- [Goal]
Copy every record word for word.

Extracted data entries
## START

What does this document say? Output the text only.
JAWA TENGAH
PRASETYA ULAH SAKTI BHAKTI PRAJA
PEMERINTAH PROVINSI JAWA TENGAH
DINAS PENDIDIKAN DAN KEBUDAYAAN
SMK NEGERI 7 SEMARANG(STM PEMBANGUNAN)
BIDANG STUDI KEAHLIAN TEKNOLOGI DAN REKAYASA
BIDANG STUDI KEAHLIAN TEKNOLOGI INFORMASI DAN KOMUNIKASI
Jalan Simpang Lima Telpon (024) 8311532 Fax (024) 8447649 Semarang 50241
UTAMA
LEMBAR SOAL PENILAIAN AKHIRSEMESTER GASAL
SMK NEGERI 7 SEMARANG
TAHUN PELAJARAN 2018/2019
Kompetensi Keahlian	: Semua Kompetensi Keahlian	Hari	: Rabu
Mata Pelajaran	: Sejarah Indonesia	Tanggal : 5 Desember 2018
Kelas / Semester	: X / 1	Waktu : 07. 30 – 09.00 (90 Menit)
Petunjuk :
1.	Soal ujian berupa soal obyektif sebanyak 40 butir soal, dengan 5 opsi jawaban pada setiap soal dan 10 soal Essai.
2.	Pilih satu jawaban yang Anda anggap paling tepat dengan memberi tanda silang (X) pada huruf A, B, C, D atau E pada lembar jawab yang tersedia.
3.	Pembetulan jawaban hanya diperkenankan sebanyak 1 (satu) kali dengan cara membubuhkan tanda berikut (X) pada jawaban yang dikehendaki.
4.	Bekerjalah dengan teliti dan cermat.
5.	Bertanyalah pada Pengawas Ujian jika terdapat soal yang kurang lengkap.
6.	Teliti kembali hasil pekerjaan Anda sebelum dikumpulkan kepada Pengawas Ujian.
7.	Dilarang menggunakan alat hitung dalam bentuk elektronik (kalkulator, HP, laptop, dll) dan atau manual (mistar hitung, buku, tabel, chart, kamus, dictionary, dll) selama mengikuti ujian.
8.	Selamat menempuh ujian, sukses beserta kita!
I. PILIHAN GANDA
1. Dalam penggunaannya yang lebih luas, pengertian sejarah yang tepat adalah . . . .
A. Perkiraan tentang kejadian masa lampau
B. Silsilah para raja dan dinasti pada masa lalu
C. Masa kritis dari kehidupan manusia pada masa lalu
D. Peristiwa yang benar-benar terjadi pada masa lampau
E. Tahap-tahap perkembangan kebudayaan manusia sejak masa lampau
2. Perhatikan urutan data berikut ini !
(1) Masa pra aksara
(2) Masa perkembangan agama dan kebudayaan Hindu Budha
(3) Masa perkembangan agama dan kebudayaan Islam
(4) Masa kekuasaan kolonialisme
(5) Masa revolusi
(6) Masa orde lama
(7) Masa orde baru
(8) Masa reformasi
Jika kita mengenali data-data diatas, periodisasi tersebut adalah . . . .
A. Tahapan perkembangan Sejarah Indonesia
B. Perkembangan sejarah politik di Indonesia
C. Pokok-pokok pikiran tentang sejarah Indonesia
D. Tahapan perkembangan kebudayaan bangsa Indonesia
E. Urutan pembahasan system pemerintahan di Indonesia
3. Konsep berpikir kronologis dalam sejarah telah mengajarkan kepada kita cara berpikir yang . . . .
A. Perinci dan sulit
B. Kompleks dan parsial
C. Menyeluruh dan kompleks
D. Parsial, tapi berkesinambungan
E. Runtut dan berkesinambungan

## END

- [Result for this exercise]
What does this document say? Output the text only.
JAWA TENGAH
PRASETYA ULAH SAKTI BHAKTI PRAJA
PEMERINTAH PROVINSI JAWA TENGAH
DINAS PENDIDIKAN DAN KEBUDAYAAN
SMK NEGERI 7 SEMARANG(STM PEMBANGUNAN)
BIDANG STUDI KEAHLIAN TEKNOLOGI DAN REKAYASA
BIDANG STUDI KEAHLIAN TEKNOLOGI INFORMASI DAN KOMUNIKASI
Jalan Simpang Lima Telpon (024) 8311532 Fax (024) 8447649 Semarang 50241
UTAMA
LEMBAR SOAL PENILAIAN AKHIRSEMESTER GASAL
SMK NEGERI 7 SEMARANG
TAHUN PELAJARAN 2018/2019
Kompetensi Keahlian	: Semua Kompetensi Keahlian	Hari	: Rabu
Mata Pelajaran	: Sejarah Indonesia	Tanggal : 5 Desember 2018
Kelas / Semester	: X / 1	Waktu : 07. 30 – 09.00 (90 Menit)
Petunjuk :
1.	Soal ujian berupa soal obyektif sebanyak 40 butir soal, dengan 5 opsi jawaban pada setiap soal dan 10 soal Essai.
2.	Pilih satu jawaban yang Anda anggap paling tepat dengan memberi tanda silang (X) pada huruf A, B, C, D atau E pada lembar jawab yang tersedia.
3.	Pembetulan jawaban hanya diperkenankan sebanyak 1 (satu) kali dengan cara membubuhkan tanda berikut (X) pada jawaban yang dikehendaki.
4.	Bekerjalah dengan teliti dan cermat.
5.	Bertanyalah pada Pengawas Ujian jika terdapat soal yang kurang lengkap.
6.	Teliti kembali hasil pekerjaan Anda sebelum dikumpulkan kepada Pengawas Ujian.
7.	Dilarang menggunakan alat hitung dalam bentuk elektronik (kalkulator, HP, laptop, dll) dan atau manual (mistar hitung, buku, tabel, chart, kamus, dictionary, dll) selama mengikuti ujian.
8.	Selamat menempuh ujian, sukses beserta kita!
I. PILIHAN GANDA
1. Dalam penggunaannya yang lebih luas, pengertian sejarah yang tepat adalah . . . .
A. Perkiraan tentang kejadian masa lampau
B. Silsilah para raja dan dinasti pada masa lalu
C. Masa kritis dari kehidupan manusia pada masa lalu
D. Peristiwa yang benar-benar terjadi pada masa lampau
E. Tahap-tahap perkembangan kebudayaan manusia sejak masa lampau
2. Perhatikan urutan data berikut ini !
(1) Masa pra aksara
(2) Masa perkembangan agama dan kebudayaan Hindu Budha
(3) Masa perkembangan agama dan kebudayaan Islam
(4) Masa kekuasaan kolonialisme
(5) Masa revolusi
(6) Masa orde lama
(7) Masa orde baru
(8) Masa reformasi
Jika kita mengenali data-data diatas, periodisasi tersebut adalah . . . .
A. Tahapan perkembangan Sejarah Indonesia
B. Perkembangan sejarah politik di Indonesia
C. Pokok-pokok pikiran tentang sejarah Indonesia
D. Tahapan perkembangan kebudayaan bangsa Indonesia
E. Urutan pembahasan system pemerintahan di Indonesia
3. Konsep berpikir kronologis dalam sejarah telah mengajarkan kepada kita cara berpikir yang . . . .
A. Perinci dan sulit
B. Kompleks dan parsial
C. Menyeluruh dan kompleks
D. Parsial, tapi berkesinambungan
E. Runtut dan berkesinambungan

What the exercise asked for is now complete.